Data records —
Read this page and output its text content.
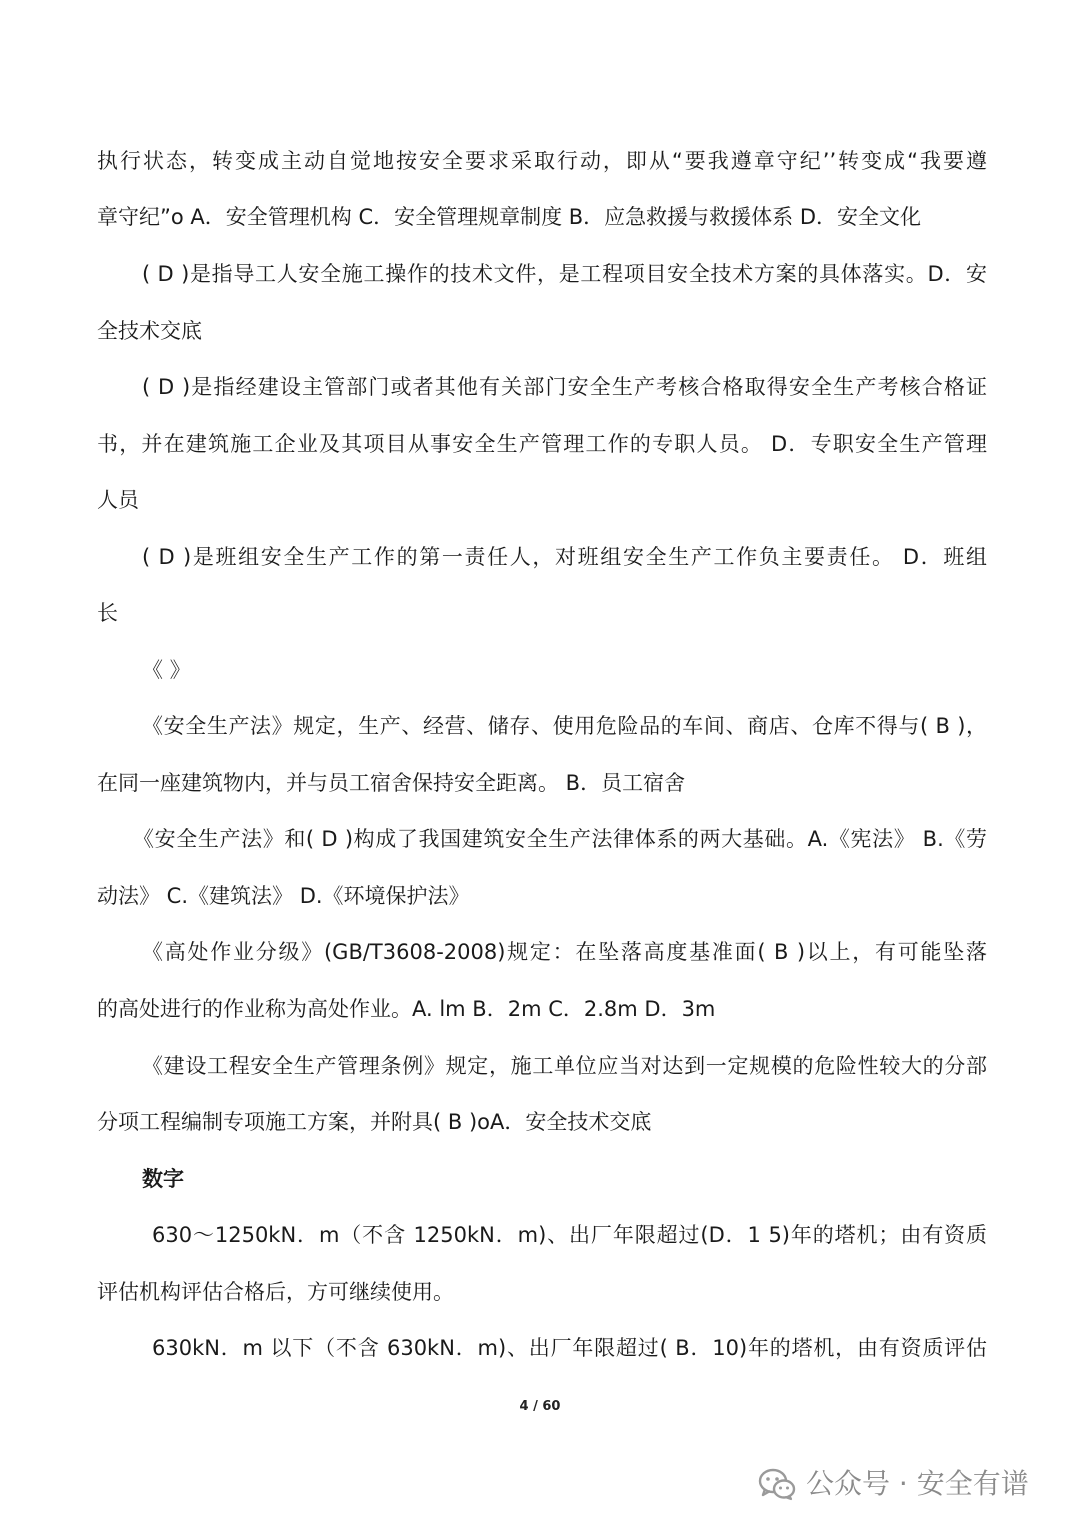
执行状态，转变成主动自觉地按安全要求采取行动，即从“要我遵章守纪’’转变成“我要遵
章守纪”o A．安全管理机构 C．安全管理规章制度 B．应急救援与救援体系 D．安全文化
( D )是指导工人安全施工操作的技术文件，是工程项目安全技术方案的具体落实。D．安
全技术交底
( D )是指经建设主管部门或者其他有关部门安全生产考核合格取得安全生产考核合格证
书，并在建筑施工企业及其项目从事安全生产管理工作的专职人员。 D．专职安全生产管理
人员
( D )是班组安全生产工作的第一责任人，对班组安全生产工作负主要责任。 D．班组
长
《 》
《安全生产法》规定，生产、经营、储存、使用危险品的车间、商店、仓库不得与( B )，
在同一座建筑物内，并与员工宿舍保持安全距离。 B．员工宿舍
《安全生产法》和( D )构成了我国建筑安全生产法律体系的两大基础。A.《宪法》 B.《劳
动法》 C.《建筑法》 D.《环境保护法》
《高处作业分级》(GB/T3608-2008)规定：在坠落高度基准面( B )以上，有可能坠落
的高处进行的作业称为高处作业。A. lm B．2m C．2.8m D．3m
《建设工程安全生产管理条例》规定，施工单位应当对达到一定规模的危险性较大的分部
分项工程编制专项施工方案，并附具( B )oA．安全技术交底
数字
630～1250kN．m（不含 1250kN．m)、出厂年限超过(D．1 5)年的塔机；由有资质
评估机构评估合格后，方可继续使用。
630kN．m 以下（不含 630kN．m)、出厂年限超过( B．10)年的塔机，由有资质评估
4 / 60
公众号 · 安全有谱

Stated problem — Take the listing above and print it exactly, apart from the pictures.

Completed task —
Read this page and output its text content.
执行状态，转变成主动自觉地按安全要求采取行动，即从“要我遵章守纪’’转变成“我要遵
章守纪”o A．安全管理机构 C．安全管理规章制度 B．应急救援与救援体系 D．安全文化
( D )是指导工人安全施工操作的技术文件，是工程项目安全技术方案的具体落实。D．安
全技术交底
( D )是指经建设主管部门或者其他有关部门安全生产考核合格取得安全生产考核合格证
书，并在建筑施工企业及其项目从事安全生产管理工作的专职人员。 D．专职安全生产管理
人员
( D )是班组安全生产工作的第一责任人，对班组安全生产工作负主要责任。 D．班组
长
《 》
《安全生产法》规定，生产、经营、储存、使用危险品的车间、商店、仓库不得与( B )，
在同一座建筑物内，并与员工宿舍保持安全距离。 B．员工宿舍
《安全生产法》和( D )构成了我国建筑安全生产法律体系的两大基础。A.《宪法》 B.《劳
动法》 C.《建筑法》 D.《环境保护法》
《高处作业分级》(GB/T3608-2008)规定：在坠落高度基准面( B )以上，有可能坠落
的高处进行的作业称为高处作业。A. lm B．2m C．2.8m D．3m
《建设工程安全生产管理条例》规定，施工单位应当对达到一定规模的危险性较大的分部
分项工程编制专项施工方案，并附具( B )oA．安全技术交底
数字
630～1250kN．m（不含 1250kN．m)、出厂年限超过(D．1 5)年的塔机；由有资质
评估机构评估合格后，方可继续使用。
630kN．m 以下（不含 630kN．m)、出厂年限超过( B．10)年的塔机，由有资质评估
4 / 60
公众号 · 安全有谱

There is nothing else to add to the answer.